### Records for processing
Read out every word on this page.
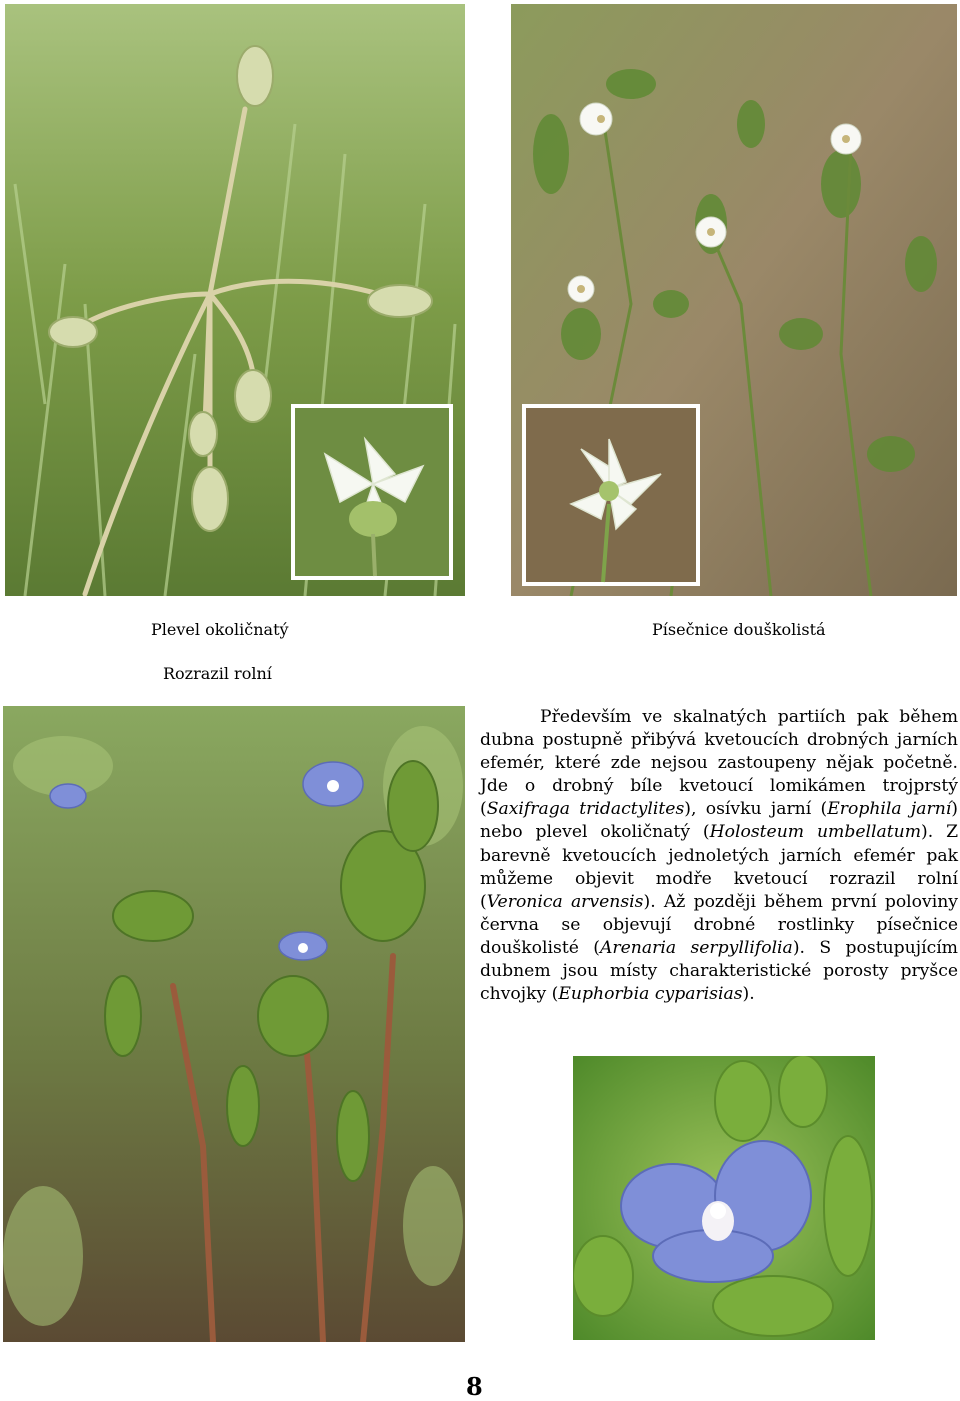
Plevel okoličnatý	Písečnice douškolistá
Rozrazil rolní

Především ve skalnatých partiích pak během dubna postupně přibývá kvetoucích drobných jarních efemér, které zde nejsou zastoupeny nějak početně. Jde o drobný bíle kvetoucí lomikámen trojprstý (Saxifraga tridactylites), osívku jarní (Erophila jarní) nebo plevel okoličnatý (Holosteum umbellatum). Z barevně kvetoucích jednoletých jarních efemér pak můžeme objevit modře kvetoucí rozrazil rolní (Veronica arvensis). Až později během první poloviny června se objevují drobné rostlinky písečnice douškolisté (Arenaria serpyllifolia). S postupujícím dubnem jsou místy charakteristické porosty pryšce chvojky (Euphorbia cyparisias).

8
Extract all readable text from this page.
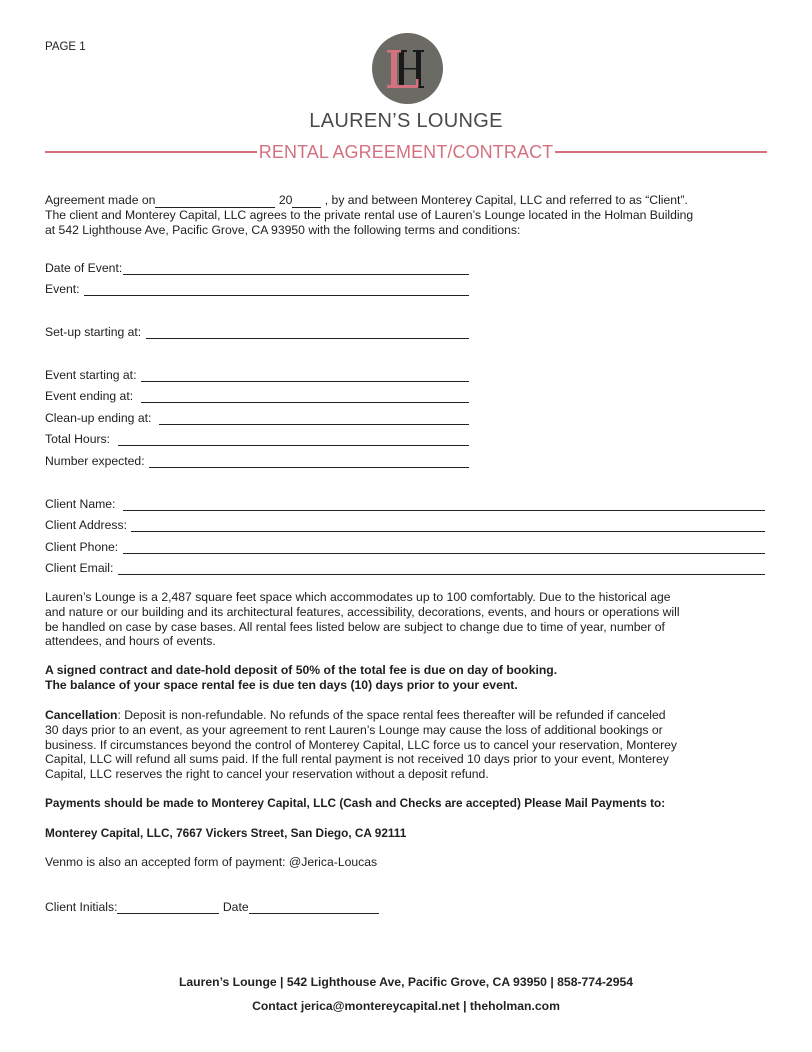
PAGE 1
LAUREN’S LOUNGE
RENTAL AGREEMENT/CONTRACT
Agreement made on	20 , by and between Monterey Capital, LLC and referred to as “Client”.
The client and Monterey Capital, LLC agrees to the private rental use of Lauren’s Lounge located in the Holman Building
at 542 Lighthouse Ave, Pacific Grove, CA 93950 with the following terms and conditions:
Date of Event:
Event:
Set-up starting at:
Event starting at:
Event ending at:
Clean-up ending at:
Total Hours:
Number expected:
Client Name:
Client Address:
Client Phone:
Client Email:
Lauren’s Lounge is a 2,487 square feet space which accommodates up to 100 comfortably. Due to the historical age
and nature or our building and its architectural features, accessibility, decorations, events, and hours or operations will
be handled on case by case bases. All rental fees listed below are subject to change due to time of year, number of
attendees, and hours of events.
A signed contract and date-hold deposit of 50% of the total fee is due on day of booking.
The balance of your space rental fee is due ten days (10) days prior to your event.
Cancellation: Deposit is non-refundable. No refunds of the space rental fees thereafter will be refunded if canceled
30 days prior to an event, as your agreement to rent Lauren’s Lounge may cause the loss of additional bookings or
business. If circumstances beyond the control of Monterey Capital, LLC force us to cancel your reservation, Monterey
Capital, LLC will refund all sums paid. If the full rental payment is not received 10 days prior to your event, Monterey
Capital, LLC reserves the right to cancel your reservation without a deposit refund.
Payments should be made to Monterey Capital, LLC (Cash and Checks are accepted) Please Mail Payments to:
Monterey Capital, LLC, 7667 Vickers Street, San Diego, CA 92111
Venmo is also an accepted form of payment: @Jerica-Loucas
Client Initials:	Date
Lauren’s Lounge | 542 Lighthouse Ave, Pacific Grove, CA 93950 | 858-774-2954
Contact jerica@montereycapital.net | theholman.com
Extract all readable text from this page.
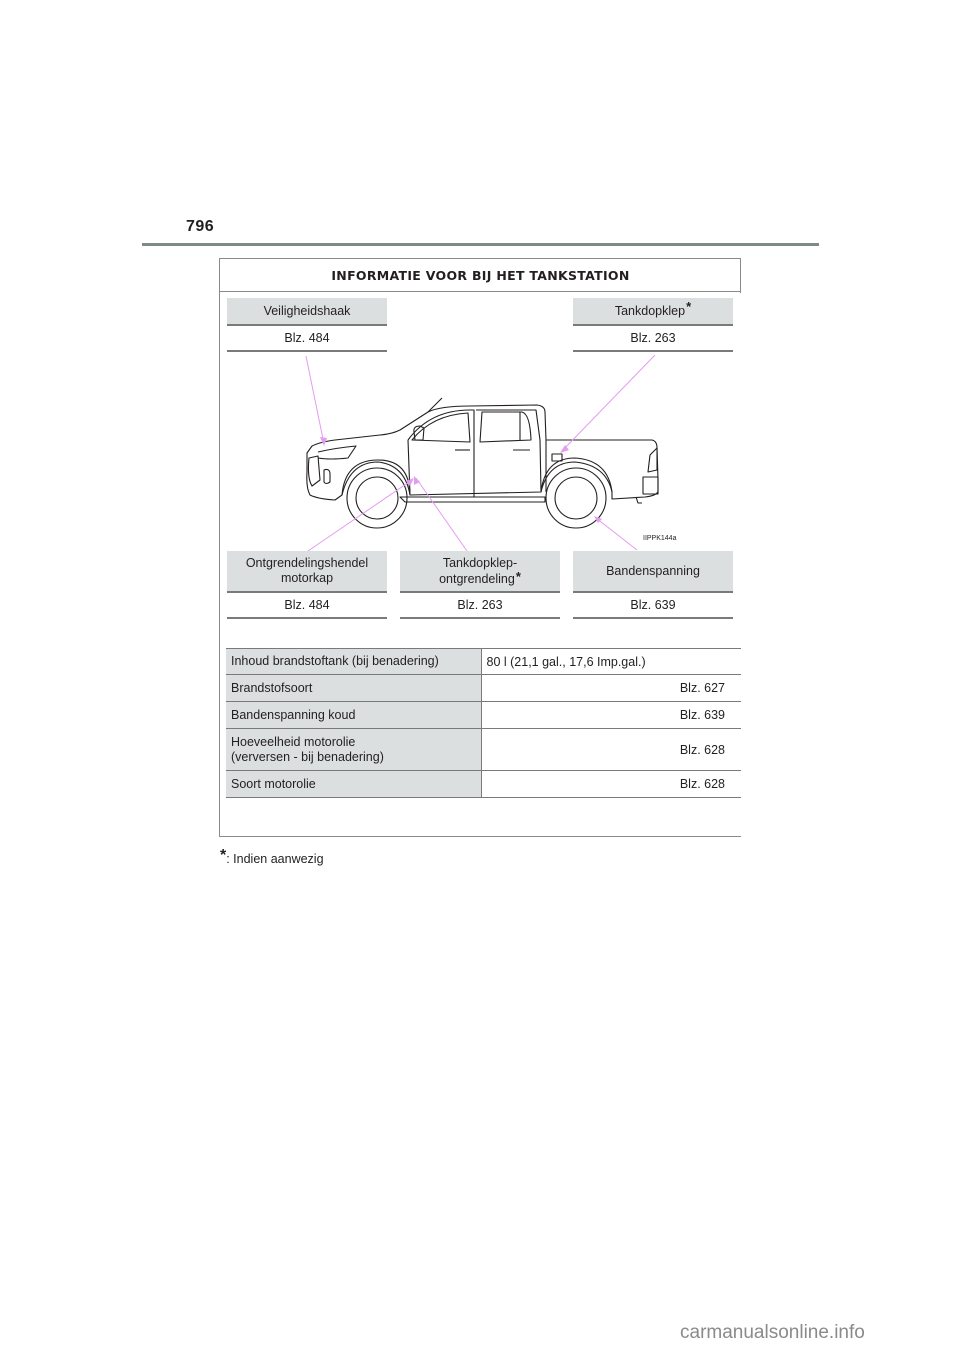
796
INFORMATIE VOOR BIJ HET TANKSTATION
Veiligheidshaak
Blz. 484
Tankdopklep *
Blz. 263
IIPPK144a
Ontgrendelingshendel
motorkap
Blz. 484
Tankdopklep-
ontgrendeling*
Blz. 263
Bandenspanning
Blz. 639
Inhoud brandstoftank (bij benadering)	80 l (21,1 gal., 17,6 Imp.gal.)
Brandstofsoort	Blz. 627
Bandenspanning koud	Blz. 639

Hoeveelheid motorolie
(verversen - bij benadering)	Blz. 628
Soort motorolie	Blz. 628
*: Indien aanwezig
carmanualsonline.info
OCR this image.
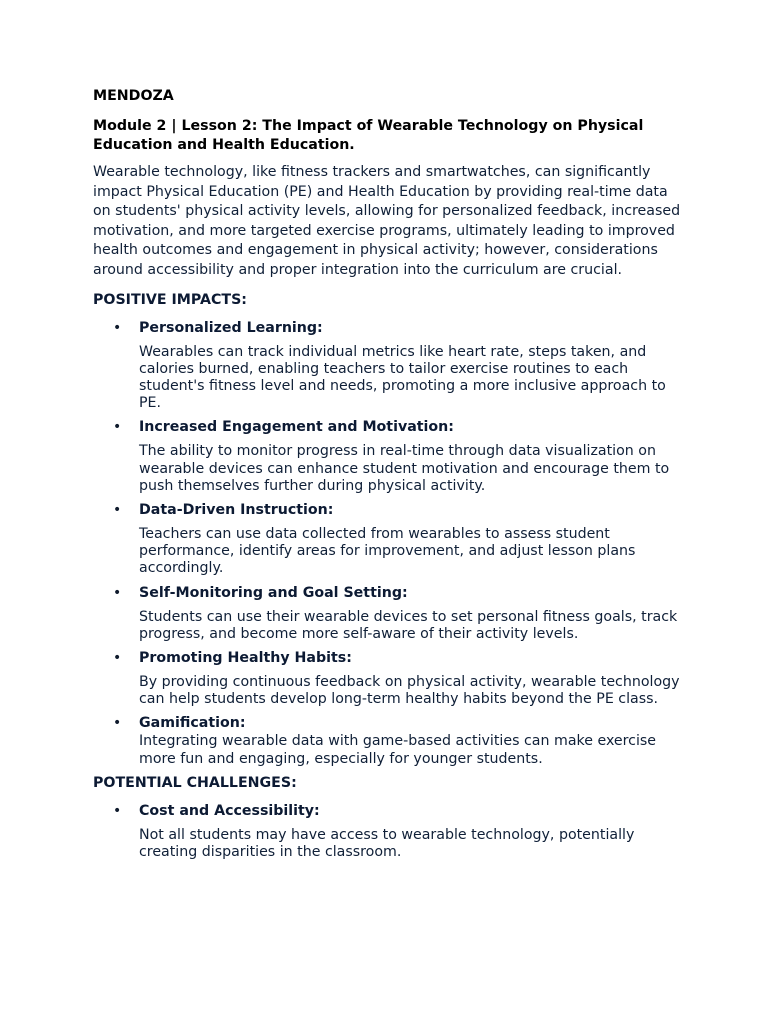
MENDOZA
Module 2 | Lesson 2: The Impact of Wearable Technology on Physical Education and Health Education.

Wearable technology, like fitness trackers and smartwatches, can significantly impact Physical Education (PE) and Health Education by providing real-time data on students' physical activity levels, allowing for personalized feedback, increased motivation, and more targeted exercise programs, ultimately leading to improved health outcomes and engagement in physical activity; however, considerations around accessibility and proper integration into the curriculum are crucial.

POSITIVE IMPACTS:
• Personalized Learning:

Wearables can track individual metrics like heart rate, steps taken, and calories burned, enabling teachers to tailor exercise routines to each student's fitness level and needs, promoting a more inclusive approach to PE.

• Increased Engagement and Motivation:

The ability to monitor progress in real-time through data visualization on wearable devices can enhance student motivation and encourage them to push themselves further during physical activity.

• Data-Driven Instruction:

Teachers can use data collected from wearables to assess student performance, identify areas for improvement, and adjust lesson plans accordingly.

• Self-Monitoring and Goal Setting:

Students can use their wearable devices to set personal fitness goals, track progress, and become more self-aware of their activity levels.

• Promoting Healthy Habits:

By providing continuous feedback on physical activity, wearable technology can help students develop long-term healthy habits beyond the PE class.

• Gamification:

Integrating wearable data with game-based activities can make exercise more fun and engaging, especially for younger students.

POTENTIAL CHALLENGES:
• Cost and Accessibility:

Not all students may have access to wearable technology, potentially creating disparities in the classroom.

### Given task
Transcribe the records verbatim and omit the images.

### The completed task
Read out every word on this page.
Plevel okoličnatý	Písečnice douškolistá
Rozrazil rolní

Především ve skalnatých partiích pak během dubna postupně přibývá kvetoucích drobných jarních efemér, které zde nejsou zastoupeny nějak početně. Jde o drobný bíle kvetoucí lomikámen trojprstý (Saxifraga tridactylites), osívku jarní (Erophila jarní) nebo plevel okoličnatý (Holosteum umbellatum). Z barevně kvetoucích jednoletých jarních efemér pak můžeme objevit modře kvetoucí rozrazil rolní (Veronica arvensis). Až později během první poloviny června se objevují drobné rostlinky písečnice douškolisté (Arenaria serpyllifolia). S postupujícím dubnem jsou místy charakteristické porosty pryšce chvojky (Euphorbia cyparisias).

8
Extract all readable text from this page.
PAGE 1
LAUREN’S LOUNGE
RENTAL AGREEMENT/CONTRACT
Agreement made on	20 , by and between Monterey Capital, LLC and referred to as “Client”.
The client and Monterey Capital, LLC agrees to the private rental use of Lauren’s Lounge located in the Holman Building
at 542 Lighthouse Ave, Pacific Grove, CA 93950 with the following terms and conditions:
Date of Event:
Event:
Set-up starting at:
Event starting at:
Event ending at:
Clean-up ending at:
Total Hours:
Number expected:
Client Name:
Client Address:
Client Phone:
Client Email:
Lauren’s Lounge is a 2,487 square feet space which accommodates up to 100 comfortably. Due to the historical age
and nature or our building and its architectural features, accessibility, decorations, events, and hours or operations will
be handled on case by case bases. All rental fees listed below are subject to change due to time of year, number of
attendees, and hours of events.
A signed contract and date-hold deposit of 50% of the total fee is due on day of booking.
The balance of your space rental fee is due ten days (10) days prior to your event.
Cancellation: Deposit is non-refundable. No refunds of the space rental fees thereafter will be refunded if canceled
30 days prior to an event, as your agreement to rent Lauren’s Lounge may cause the loss of additional bookings or
business. If circumstances beyond the control of Monterey Capital, LLC force us to cancel your reservation, Monterey
Capital, LLC will refund all sums paid. If the full rental payment is not received 10 days prior to your event, Monterey
Capital, LLC reserves the right to cancel your reservation without a deposit refund.
Payments should be made to Monterey Capital, LLC (Cash and Checks are accepted) Please Mail Payments to:
Monterey Capital, LLC, 7667 Vickers Street, San Diego, CA 92111
Venmo is also an accepted form of payment: @Jerica-Loucas
Client Initials:	Date
Lauren’s Lounge | 542 Lighthouse Ave, Pacific Grove, CA 93950 | 858-774-2954
Contact jerica@montereycapital.net | theholman.com
Extract all readable text from this page.
796
INFORMATIE VOOR BIJ HET TANKSTATION
Veiligheidshaak
Blz. 484
Tankdopklep *
Blz. 263
IIPPK144a
Ontgrendelingshendel
motorkap
Blz. 484
Tankdopklep-
ontgrendeling*
Blz. 263
Bandenspanning
Blz. 639
Inhoud brandstoftank (bij benadering)	80 l (21,1 gal., 17,6 Imp.gal.)
Brandstofsoort	Blz. 627
Bandenspanning koud	Blz. 639

Hoeveelheid motorolie
(verversen - bij benadering)	Blz. 628
Soort motorolie	Blz. 628
*: Indien aanwezig
carmanualsonline.info
OCR this image.
MENDOZA
Module 2 | Lesson 2: The Impact of Wearable Technology on Physical Education and Health Education.

Wearable technology, like fitness trackers and smartwatches, can significantly impact Physical Education (PE) and Health Education by providing real-time data on students' physical activity levels, allowing for personalized feedback, increased motivation, and more targeted exercise programs, ultimately leading to improved health outcomes and engagement in physical activity; however, considerations around accessibility and proper integration into the curriculum are crucial.

POSITIVE IMPACTS:
• Personalized Learning:

Wearables can track individual metrics like heart rate, steps taken, and calories burned, enabling teachers to tailor exercise routines to each student's fitness level and needs, promoting a more inclusive approach to PE.

• Increased Engagement and Motivation:

The ability to monitor progress in real-time through data visualization on wearable devices can enhance student motivation and encourage them to push themselves further during physical activity.

• Data-Driven Instruction:

Teachers can use data collected from wearables to assess student performance, identify areas for improvement, and adjust lesson plans accordingly.

• Self-Monitoring and Goal Setting:

Students can use their wearable devices to set personal fitness goals, track progress, and become more self-aware of their activity levels.

• Promoting Healthy Habits:

By providing continuous feedback on physical activity, wearable technology can help students develop long-term healthy habits beyond the PE class.

• Gamification:

Integrating wearable data with game-based activities can make exercise more fun and engaging, especially for younger students.

POTENTIAL CHALLENGES:
• Cost and Accessibility:

Not all students may have access to wearable technology, potentially creating disparities in the classroom.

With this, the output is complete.